[START Dataset]
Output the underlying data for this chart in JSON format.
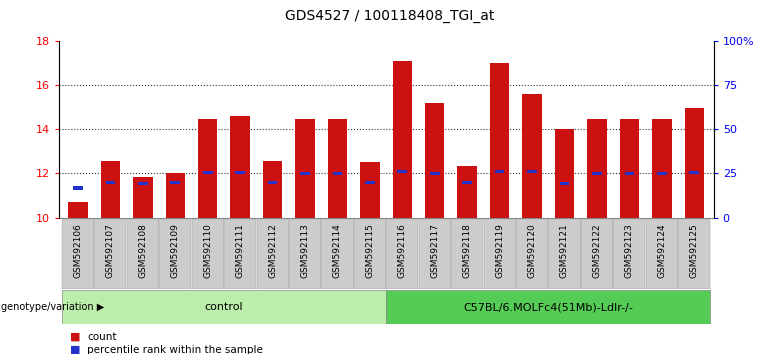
{
  "title": "GDS4527 / 100118408_TGI_at",
  "samples": [
    "GSM592106",
    "GSM592107",
    "GSM592108",
    "GSM592109",
    "GSM592110",
    "GSM592111",
    "GSM592112",
    "GSM592113",
    "GSM592114",
    "GSM592115",
    "GSM592116",
    "GSM592117",
    "GSM592118",
    "GSM592119",
    "GSM592120",
    "GSM592121",
    "GSM592122",
    "GSM592123",
    "GSM592124",
    "GSM592125"
  ],
  "red_values": [
    10.7,
    12.55,
    11.85,
    12.0,
    14.45,
    14.6,
    12.55,
    14.45,
    14.45,
    12.5,
    17.1,
    15.2,
    12.35,
    17.0,
    15.6,
    14.0,
    14.45,
    14.45,
    14.45,
    14.95
  ],
  "blue_values": [
    11.35,
    11.6,
    11.55,
    11.6,
    12.05,
    12.05,
    11.6,
    12.0,
    12.0,
    11.6,
    12.1,
    12.0,
    11.6,
    12.1,
    12.1,
    11.55,
    12.0,
    12.0,
    12.0,
    12.05
  ],
  "ymin": 10,
  "ymax": 18,
  "yticks_left": [
    10,
    12,
    14,
    16,
    18
  ],
  "yticks_right": [
    0,
    25,
    50,
    75,
    100
  ],
  "yticks_right_labels": [
    "0",
    "25",
    "50",
    "75",
    "100%"
  ],
  "bar_color": "#cc1111",
  "blue_color": "#2233cc",
  "groups": [
    {
      "label": "control",
      "start": 0,
      "end": 10,
      "color": "#bbeeaa"
    },
    {
      "label": "C57BL/6.MOLFc4(51Mb)-Ldlr-/-",
      "start": 10,
      "end": 20,
      "color": "#55cc55"
    }
  ],
  "group_label_prefix": "genotype/variation",
  "legend_items": [
    {
      "label": "count",
      "color": "#cc1111"
    },
    {
      "label": "percentile rank within the sample",
      "color": "#2233cc"
    }
  ],
  "background_color": "#ffffff",
  "dotted_grid_color": "#333333",
  "dotted_grid_levels": [
    12,
    14,
    16
  ],
  "bar_width": 0.6,
  "title_fontsize": 10
}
[END Dataset]
Description of the task | Without including any pictures, print each record exactly.

Result of the task |
Output the underlying data for this chart in JSON format.
{
  "title": "GDS4527 / 100118408_TGI_at",
  "samples": [
    "GSM592106",
    "GSM592107",
    "GSM592108",
    "GSM592109",
    "GSM592110",
    "GSM592111",
    "GSM592112",
    "GSM592113",
    "GSM592114",
    "GSM592115",
    "GSM592116",
    "GSM592117",
    "GSM592118",
    "GSM592119",
    "GSM592120",
    "GSM592121",
    "GSM592122",
    "GSM592123",
    "GSM592124",
    "GSM592125"
  ],
  "red_values": [
    10.7,
    12.55,
    11.85,
    12.0,
    14.45,
    14.6,
    12.55,
    14.45,
    14.45,
    12.5,
    17.1,
    15.2,
    12.35,
    17.0,
    15.6,
    14.0,
    14.45,
    14.45,
    14.45,
    14.95
  ],
  "blue_values": [
    11.35,
    11.6,
    11.55,
    11.6,
    12.05,
    12.05,
    11.6,
    12.0,
    12.0,
    11.6,
    12.1,
    12.0,
    11.6,
    12.1,
    12.1,
    11.55,
    12.0,
    12.0,
    12.0,
    12.05
  ],
  "ymin": 10,
  "ymax": 18,
  "yticks_left": [
    10,
    12,
    14,
    16,
    18
  ],
  "yticks_right": [
    0,
    25,
    50,
    75,
    100
  ],
  "yticks_right_labels": [
    "0",
    "25",
    "50",
    "75",
    "100%"
  ],
  "bar_color": "#cc1111",
  "blue_color": "#2233cc",
  "groups": [
    {
      "label": "control",
      "start": 0,
      "end": 10,
      "color": "#bbeeaa"
    },
    {
      "label": "C57BL/6.MOLFc4(51Mb)-Ldlr-/-",
      "start": 10,
      "end": 20,
      "color": "#55cc55"
    }
  ],
  "group_label_prefix": "genotype/variation",
  "legend_items": [
    {
      "label": "count",
      "color": "#cc1111"
    },
    {
      "label": "percentile rank within the sample",
      "color": "#2233cc"
    }
  ],
  "background_color": "#ffffff",
  "dotted_grid_color": "#333333",
  "dotted_grid_levels": [
    12,
    14,
    16
  ],
  "bar_width": 0.6,
  "title_fontsize": 10
}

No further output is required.